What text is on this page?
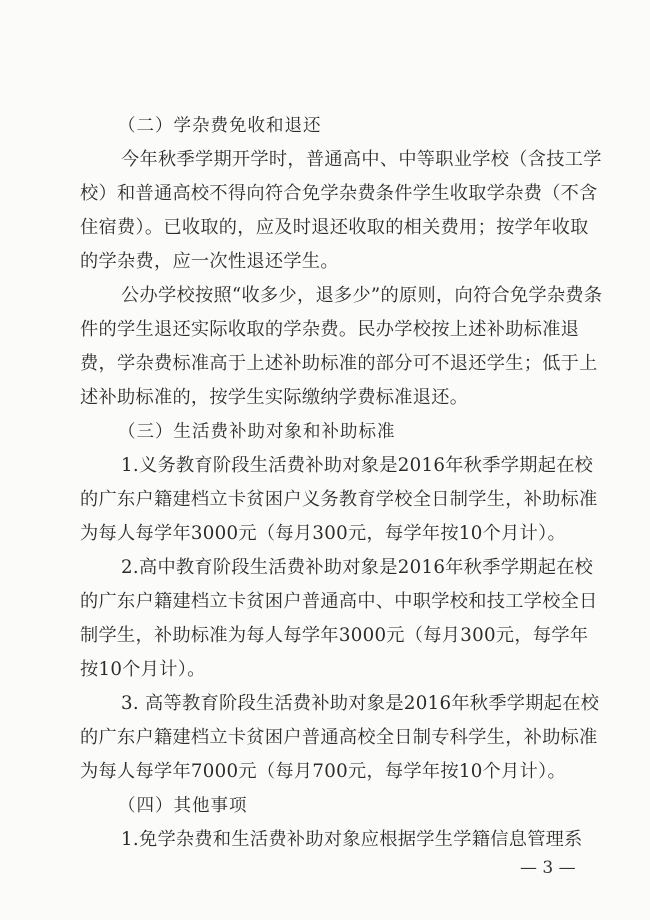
（二）学杂费免收和退还
今年秋季学期开学时，普通高中、中等职业学校（含技工学
校）和普通高校不得向符合免学杂费条件学生收取学杂费（不含
住宿费）。已收取的，应及时退还收取的相关费用；按学年收取
的学杂费，应一次性退还学生。
公办学校按照“收多少，退多少”的原则，向符合免学杂费条
件的学生退还实际收取的学杂费。民办学校按上述补助标准退
费，学杂费标准高于上述补助标准的部分可不退还学生；低于上
述补助标准的，按学生实际缴纳学费标准退还。
（三）生活费补助对象和补助标准
1.义务教育阶段生活费补助对象是2016年秋季学期起在校
的广东户籍建档立卡贫困户义务教育学校全日制学生，补助标准
为每人每学年3000元（每月300元，每学年按10个月计）。
2.高中教育阶段生活费补助对象是2016年秋季学期起在校
的广东户籍建档立卡贫困户普通高中、中职学校和技工学校全日
制学生，补助标准为每人每学年3000元（每月300元，每学年
按10个月计）。
3. 高等教育阶段生活费补助对象是2016年秋季学期起在校
的广东户籍建档立卡贫困户普通高校全日制专科学生，补助标准
为每人每学年7000元（每月700元，每学年按10个月计）。
（四）其他事项
1.免学杂费和生活费补助对象应根据学生学籍信息管理系
— 3 —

******************************

Print out every entry above without changing a word, and leave out the pictures.

What text is on this page?
（二）学杂费免收和退还
今年秋季学期开学时，普通高中、中等职业学校（含技工学
校）和普通高校不得向符合免学杂费条件学生收取学杂费（不含
住宿费）。已收取的，应及时退还收取的相关费用；按学年收取
的学杂费，应一次性退还学生。
公办学校按照“收多少，退多少”的原则，向符合免学杂费条
件的学生退还实际收取的学杂费。民办学校按上述补助标准退
费，学杂费标准高于上述补助标准的部分可不退还学生；低于上
述补助标准的，按学生实际缴纳学费标准退还。
（三）生活费补助对象和补助标准
1.义务教育阶段生活费补助对象是2016年秋季学期起在校
的广东户籍建档立卡贫困户义务教育学校全日制学生，补助标准
为每人每学年3000元（每月300元，每学年按10个月计）。
2.高中教育阶段生活费补助对象是2016年秋季学期起在校
的广东户籍建档立卡贫困户普通高中、中职学校和技工学校全日
制学生，补助标准为每人每学年3000元（每月300元，每学年
按10个月计）。
3. 高等教育阶段生活费补助对象是2016年秋季学期起在校
的广东户籍建档立卡贫困户普通高校全日制专科学生，补助标准
为每人每学年7000元（每月700元，每学年按10个月计）。
（四）其他事项
1.免学杂费和生活费补助对象应根据学生学籍信息管理系
— 3 —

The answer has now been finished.